* **What you have to do**
Print the listing below exactly.

* **Entries shown**
◆ ◆ ◆

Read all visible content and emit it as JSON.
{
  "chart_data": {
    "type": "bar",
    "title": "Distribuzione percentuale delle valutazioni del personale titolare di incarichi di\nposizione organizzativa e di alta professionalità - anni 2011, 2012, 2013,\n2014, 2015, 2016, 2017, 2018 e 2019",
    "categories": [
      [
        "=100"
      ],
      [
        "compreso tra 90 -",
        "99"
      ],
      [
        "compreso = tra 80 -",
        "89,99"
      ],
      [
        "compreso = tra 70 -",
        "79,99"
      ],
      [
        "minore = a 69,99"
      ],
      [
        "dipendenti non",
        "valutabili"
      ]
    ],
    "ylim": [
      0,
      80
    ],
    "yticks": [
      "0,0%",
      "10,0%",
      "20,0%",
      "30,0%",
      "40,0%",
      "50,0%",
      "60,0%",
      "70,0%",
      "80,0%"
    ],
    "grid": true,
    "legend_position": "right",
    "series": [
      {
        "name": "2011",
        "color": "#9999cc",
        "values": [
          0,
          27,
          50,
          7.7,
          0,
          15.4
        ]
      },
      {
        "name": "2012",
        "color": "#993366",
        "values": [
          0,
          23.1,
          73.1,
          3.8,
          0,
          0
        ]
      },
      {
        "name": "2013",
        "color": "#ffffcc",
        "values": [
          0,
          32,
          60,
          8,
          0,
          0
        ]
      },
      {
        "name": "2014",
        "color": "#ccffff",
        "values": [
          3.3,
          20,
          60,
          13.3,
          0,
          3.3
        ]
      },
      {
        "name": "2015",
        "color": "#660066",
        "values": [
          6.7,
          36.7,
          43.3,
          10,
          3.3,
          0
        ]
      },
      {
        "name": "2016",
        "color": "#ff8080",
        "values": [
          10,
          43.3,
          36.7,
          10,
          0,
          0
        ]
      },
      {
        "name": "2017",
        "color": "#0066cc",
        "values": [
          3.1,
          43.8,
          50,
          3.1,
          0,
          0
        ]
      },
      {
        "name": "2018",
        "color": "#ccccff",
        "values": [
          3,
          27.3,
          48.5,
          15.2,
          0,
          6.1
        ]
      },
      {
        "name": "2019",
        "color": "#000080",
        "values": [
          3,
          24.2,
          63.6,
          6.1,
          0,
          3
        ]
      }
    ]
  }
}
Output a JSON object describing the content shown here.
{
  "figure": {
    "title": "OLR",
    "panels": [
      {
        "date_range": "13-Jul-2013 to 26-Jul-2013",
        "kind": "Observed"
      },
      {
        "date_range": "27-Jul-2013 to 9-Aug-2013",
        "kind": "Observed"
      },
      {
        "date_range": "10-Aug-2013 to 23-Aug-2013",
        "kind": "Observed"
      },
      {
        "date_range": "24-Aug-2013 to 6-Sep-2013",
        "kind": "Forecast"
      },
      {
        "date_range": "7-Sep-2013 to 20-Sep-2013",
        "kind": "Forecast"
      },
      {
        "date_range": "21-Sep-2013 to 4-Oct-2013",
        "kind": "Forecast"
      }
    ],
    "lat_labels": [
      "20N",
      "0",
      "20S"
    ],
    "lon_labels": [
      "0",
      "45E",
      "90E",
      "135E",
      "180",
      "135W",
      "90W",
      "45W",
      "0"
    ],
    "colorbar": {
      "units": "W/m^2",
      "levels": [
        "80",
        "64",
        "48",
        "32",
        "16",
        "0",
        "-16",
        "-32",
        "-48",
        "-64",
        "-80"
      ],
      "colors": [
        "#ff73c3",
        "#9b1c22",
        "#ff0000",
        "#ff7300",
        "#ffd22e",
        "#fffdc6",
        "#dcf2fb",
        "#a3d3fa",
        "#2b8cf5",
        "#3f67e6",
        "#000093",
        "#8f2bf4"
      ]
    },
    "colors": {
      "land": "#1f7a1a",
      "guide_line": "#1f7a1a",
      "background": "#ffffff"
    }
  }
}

◆ ◆ ◆

* **Task answer**
Read all visible content and emit it as JSON.
{
  "chart_data": {
    "type": "bar",
    "title": "Distribuzione percentuale delle valutazioni del personale titolare di incarichi di\nposizione organizzativa e di alta professionalità - anni 2011, 2012, 2013,\n2014, 2015, 2016, 2017, 2018 e 2019",
    "categories": [
      [
        "=100"
      ],
      [
        "compreso tra 90 -",
        "99"
      ],
      [
        "compreso = tra 80 -",
        "89,99"
      ],
      [
        "compreso = tra 70 -",
        "79,99"
      ],
      [
        "minore = a 69,99"
      ],
      [
        "dipendenti non",
        "valutabili"
      ]
    ],
    "ylim": [
      0,
      80
    ],
    "yticks": [
      "0,0%",
      "10,0%",
      "20,0%",
      "30,0%",
      "40,0%",
      "50,0%",
      "60,0%",
      "70,0%",
      "80,0%"
    ],
    "grid": true,
    "legend_position": "right",
    "series": [
      {
        "name": "2011",
        "color": "#9999cc",
        "values": [
          0,
          27,
          50,
          7.7,
          0,
          15.4
        ]
      },
      {
        "name": "2012",
        "color": "#993366",
        "values": [
          0,
          23.1,
          73.1,
          3.8,
          0,
          0
        ]
      },
      {
        "name": "2013",
        "color": "#ffffcc",
        "values": [
          0,
          32,
          60,
          8,
          0,
          0
        ]
      },
      {
        "name": "2014",
        "color": "#ccffff",
        "values": [
          3.3,
          20,
          60,
          13.3,
          0,
          3.3
        ]
      },
      {
        "name": "2015",
        "color": "#660066",
        "values": [
          6.7,
          36.7,
          43.3,
          10,
          3.3,
          0
        ]
      },
      {
        "name": "2016",
        "color": "#ff8080",
        "values": [
          10,
          43.3,
          36.7,
          10,
          0,
          0
        ]
      },
      {
        "name": "2017",
        "color": "#0066cc",
        "values": [
          3.1,
          43.8,
          50,
          3.1,
          0,
          0
        ]
      },
      {
        "name": "2018",
        "color": "#ccccff",
        "values": [
          3,
          27.3,
          48.5,
          15.2,
          0,
          6.1
        ]
      },
      {
        "name": "2019",
        "color": "#000080",
        "values": [
          3,
          24.2,
          63.6,
          6.1,
          0,
          3
        ]
      }
    ]
  }
}
Output a JSON object describing the content shown here.
{
  "figure": {
    "title": "OLR",
    "panels": [
      {
        "date_range": "13-Jul-2013 to 26-Jul-2013",
        "kind": "Observed"
      },
      {
        "date_range": "27-Jul-2013 to 9-Aug-2013",
        "kind": "Observed"
      },
      {
        "date_range": "10-Aug-2013 to 23-Aug-2013",
        "kind": "Observed"
      },
      {
        "date_range": "24-Aug-2013 to 6-Sep-2013",
        "kind": "Forecast"
      },
      {
        "date_range": "7-Sep-2013 to 20-Sep-2013",
        "kind": "Forecast"
      },
      {
        "date_range": "21-Sep-2013 to 4-Oct-2013",
        "kind": "Forecast"
      }
    ],
    "lat_labels": [
      "20N",
      "0",
      "20S"
    ],
    "lon_labels": [
      "0",
      "45E",
      "90E",
      "135E",
      "180",
      "135W",
      "90W",
      "45W",
      "0"
    ],
    "colorbar": {
      "units": "W/m^2",
      "levels": [
        "80",
        "64",
        "48",
        "32",
        "16",
        "0",
        "-16",
        "-32",
        "-48",
        "-64",
        "-80"
      ],
      "colors": [
        "#ff73c3",
        "#9b1c22",
        "#ff0000",
        "#ff7300",
        "#ffd22e",
        "#fffdc6",
        "#dcf2fb",
        "#a3d3fa",
        "#2b8cf5",
        "#3f67e6",
        "#000093",
        "#8f2bf4"
      ]
    },
    "colors": {
      "land": "#1f7a1a",
      "guide_line": "#1f7a1a",
      "background": "#ffffff"
    }
  }
}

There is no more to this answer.